Short exercise. Look through the material below. Copy each line that contains the string "address".

Stored data entries
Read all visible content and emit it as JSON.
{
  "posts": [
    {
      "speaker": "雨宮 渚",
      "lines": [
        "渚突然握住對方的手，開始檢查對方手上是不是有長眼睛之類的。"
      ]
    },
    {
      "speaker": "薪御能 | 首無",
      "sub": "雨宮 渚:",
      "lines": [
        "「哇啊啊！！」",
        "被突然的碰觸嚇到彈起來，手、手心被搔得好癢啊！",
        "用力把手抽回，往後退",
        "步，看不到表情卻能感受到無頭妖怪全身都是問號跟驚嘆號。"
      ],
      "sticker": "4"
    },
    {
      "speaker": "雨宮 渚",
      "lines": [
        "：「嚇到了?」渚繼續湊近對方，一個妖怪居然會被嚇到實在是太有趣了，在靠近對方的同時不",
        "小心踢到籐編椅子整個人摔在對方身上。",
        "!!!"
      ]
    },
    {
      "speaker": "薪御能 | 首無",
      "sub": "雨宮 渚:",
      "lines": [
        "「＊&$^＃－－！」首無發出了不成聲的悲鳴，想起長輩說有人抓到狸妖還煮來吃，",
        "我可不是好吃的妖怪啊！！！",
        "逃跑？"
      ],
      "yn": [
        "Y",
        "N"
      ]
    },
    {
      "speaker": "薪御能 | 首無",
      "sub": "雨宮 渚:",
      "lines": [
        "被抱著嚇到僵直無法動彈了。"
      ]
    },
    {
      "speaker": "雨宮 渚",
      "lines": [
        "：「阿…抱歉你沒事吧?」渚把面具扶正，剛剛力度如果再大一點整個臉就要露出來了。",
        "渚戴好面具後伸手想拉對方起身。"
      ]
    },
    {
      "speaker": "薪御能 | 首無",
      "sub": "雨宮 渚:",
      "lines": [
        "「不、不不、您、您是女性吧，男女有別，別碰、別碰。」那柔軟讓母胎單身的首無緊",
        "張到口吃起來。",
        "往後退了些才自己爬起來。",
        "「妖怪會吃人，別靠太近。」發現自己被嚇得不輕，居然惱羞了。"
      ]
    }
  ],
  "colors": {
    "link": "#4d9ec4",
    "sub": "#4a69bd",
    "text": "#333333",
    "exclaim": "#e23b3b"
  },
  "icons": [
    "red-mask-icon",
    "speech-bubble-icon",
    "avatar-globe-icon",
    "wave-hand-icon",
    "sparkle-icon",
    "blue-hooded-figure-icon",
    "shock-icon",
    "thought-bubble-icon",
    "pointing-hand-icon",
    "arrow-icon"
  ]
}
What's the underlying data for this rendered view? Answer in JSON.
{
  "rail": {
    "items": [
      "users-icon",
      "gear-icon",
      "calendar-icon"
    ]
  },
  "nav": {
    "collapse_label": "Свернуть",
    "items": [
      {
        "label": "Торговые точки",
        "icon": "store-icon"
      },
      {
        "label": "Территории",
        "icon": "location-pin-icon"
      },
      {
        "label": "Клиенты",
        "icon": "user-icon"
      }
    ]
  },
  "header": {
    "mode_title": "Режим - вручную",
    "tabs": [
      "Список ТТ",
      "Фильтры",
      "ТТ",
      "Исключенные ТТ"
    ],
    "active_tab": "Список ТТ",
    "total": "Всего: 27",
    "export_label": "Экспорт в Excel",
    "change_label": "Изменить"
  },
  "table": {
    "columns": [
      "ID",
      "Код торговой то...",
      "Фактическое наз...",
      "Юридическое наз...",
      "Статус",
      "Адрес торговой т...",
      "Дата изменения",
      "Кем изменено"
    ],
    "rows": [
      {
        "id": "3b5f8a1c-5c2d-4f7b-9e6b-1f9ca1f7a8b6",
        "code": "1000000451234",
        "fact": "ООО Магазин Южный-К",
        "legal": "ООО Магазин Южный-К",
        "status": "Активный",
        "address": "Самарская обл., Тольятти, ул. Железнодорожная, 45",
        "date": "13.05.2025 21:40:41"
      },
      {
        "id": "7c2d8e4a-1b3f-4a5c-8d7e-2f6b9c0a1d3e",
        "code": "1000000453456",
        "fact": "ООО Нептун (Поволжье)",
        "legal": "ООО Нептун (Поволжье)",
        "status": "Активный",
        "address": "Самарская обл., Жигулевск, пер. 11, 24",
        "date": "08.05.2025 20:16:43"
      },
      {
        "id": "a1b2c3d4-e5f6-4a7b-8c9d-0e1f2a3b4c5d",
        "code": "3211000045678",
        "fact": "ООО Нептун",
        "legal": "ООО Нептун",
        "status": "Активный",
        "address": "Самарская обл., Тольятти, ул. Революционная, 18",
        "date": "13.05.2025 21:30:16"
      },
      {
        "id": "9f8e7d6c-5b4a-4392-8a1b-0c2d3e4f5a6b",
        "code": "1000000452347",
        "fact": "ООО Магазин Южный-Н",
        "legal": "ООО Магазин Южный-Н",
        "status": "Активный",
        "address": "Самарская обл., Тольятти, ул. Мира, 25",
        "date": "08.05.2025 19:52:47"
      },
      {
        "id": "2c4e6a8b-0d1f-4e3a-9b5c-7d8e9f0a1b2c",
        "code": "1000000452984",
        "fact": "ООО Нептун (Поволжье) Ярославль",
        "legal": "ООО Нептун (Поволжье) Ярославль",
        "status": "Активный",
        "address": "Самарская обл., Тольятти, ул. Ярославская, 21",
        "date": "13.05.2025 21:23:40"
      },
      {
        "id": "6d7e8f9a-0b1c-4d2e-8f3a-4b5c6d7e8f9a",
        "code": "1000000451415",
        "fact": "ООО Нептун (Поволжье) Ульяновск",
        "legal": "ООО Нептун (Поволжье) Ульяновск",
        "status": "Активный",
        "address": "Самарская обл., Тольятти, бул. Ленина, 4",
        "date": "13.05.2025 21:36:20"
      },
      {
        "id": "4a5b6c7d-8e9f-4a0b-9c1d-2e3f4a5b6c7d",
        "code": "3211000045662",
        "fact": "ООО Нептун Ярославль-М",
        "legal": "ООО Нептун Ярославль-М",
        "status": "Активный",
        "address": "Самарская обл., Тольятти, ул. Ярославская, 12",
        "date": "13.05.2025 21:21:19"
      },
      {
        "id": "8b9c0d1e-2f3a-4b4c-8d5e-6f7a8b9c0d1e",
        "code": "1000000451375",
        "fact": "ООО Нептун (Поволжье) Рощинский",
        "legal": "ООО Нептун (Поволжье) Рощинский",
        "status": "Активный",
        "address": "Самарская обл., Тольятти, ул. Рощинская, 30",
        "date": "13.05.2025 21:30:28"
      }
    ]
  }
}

Answer to the exercise.
        "address": "Самарская обл., Тольятти, ул. Железнодорожная, 45",
        "address": "Самарская обл., Жигулевск, пер. 11, 24",
        "address": "Самарская обл., Тольятти, ул. Революционная, 18",
        "address": "Самарская обл., Тольятти, ул. Мира, 25",
        "address": "Самарская обл., Тольятти, ул. Ярославская, 21",
        "address": "Самарская обл., Тольятти, бул. Ленина, 4",
        "address": "Самарская обл., Тольятти, ул. Ярославская, 12",
        "address": "Самарская обл., Тольятти, ул. Рощинская, 30",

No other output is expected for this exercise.